__STATED PROBLEM__:
Across the entries below, count the lines in which the word "open" occurs. Reply with the count alone.

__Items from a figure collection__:
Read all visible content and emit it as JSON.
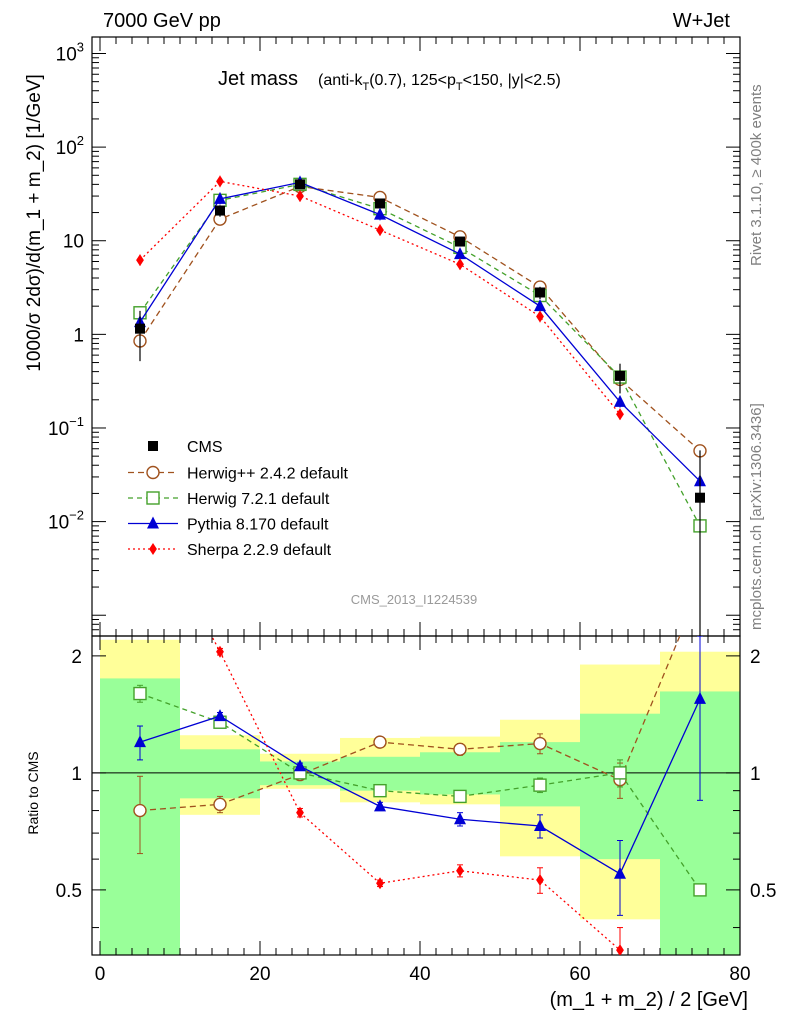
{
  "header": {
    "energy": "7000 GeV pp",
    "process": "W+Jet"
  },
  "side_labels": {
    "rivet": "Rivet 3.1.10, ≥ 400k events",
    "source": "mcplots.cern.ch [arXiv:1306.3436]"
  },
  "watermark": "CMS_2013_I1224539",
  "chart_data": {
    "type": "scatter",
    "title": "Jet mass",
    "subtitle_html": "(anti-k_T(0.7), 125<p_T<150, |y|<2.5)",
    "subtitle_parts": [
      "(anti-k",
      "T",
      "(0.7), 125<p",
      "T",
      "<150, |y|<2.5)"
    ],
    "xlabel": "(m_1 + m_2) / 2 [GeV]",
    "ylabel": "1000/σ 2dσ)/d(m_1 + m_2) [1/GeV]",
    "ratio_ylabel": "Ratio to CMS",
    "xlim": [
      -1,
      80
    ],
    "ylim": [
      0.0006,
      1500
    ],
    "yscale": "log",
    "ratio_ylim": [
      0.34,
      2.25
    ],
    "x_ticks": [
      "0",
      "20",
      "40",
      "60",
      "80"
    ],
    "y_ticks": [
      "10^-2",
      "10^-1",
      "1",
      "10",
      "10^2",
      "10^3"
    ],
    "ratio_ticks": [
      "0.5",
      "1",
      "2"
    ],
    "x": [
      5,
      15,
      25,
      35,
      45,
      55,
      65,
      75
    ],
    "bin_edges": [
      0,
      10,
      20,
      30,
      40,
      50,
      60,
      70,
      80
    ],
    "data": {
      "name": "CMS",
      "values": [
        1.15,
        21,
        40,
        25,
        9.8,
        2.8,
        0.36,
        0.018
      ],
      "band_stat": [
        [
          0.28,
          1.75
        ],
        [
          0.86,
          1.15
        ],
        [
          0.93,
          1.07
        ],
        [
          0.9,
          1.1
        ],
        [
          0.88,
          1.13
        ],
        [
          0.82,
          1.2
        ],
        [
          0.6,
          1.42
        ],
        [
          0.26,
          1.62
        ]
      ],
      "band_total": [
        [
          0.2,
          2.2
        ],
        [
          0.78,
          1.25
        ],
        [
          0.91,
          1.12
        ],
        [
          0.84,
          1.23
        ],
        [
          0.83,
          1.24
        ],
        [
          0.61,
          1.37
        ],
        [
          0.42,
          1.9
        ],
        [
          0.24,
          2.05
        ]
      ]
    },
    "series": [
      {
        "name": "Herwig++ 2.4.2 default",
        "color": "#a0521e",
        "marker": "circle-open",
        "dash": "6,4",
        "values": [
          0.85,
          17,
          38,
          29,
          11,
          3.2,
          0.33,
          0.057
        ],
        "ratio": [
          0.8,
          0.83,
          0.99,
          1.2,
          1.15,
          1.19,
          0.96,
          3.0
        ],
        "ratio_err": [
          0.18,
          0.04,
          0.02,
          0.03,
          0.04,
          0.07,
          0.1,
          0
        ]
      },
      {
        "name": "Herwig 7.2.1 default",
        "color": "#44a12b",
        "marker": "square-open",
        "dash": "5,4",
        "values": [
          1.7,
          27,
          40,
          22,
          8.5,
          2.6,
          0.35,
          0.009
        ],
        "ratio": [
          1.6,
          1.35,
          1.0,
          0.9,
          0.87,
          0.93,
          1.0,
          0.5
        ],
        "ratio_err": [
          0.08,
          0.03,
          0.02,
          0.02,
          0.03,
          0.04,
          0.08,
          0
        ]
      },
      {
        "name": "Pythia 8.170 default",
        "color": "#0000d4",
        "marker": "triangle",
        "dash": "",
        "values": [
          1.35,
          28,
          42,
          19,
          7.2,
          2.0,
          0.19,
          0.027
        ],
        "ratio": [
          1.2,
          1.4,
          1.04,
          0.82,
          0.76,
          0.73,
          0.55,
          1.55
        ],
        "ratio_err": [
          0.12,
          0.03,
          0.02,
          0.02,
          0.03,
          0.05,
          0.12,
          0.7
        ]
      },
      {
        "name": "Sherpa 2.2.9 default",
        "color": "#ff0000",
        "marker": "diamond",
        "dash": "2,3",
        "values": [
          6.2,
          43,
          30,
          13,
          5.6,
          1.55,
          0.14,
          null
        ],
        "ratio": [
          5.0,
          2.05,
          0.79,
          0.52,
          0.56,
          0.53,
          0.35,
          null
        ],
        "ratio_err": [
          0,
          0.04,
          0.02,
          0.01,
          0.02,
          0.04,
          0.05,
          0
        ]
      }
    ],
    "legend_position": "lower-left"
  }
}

__TASK SOLUTION__:
2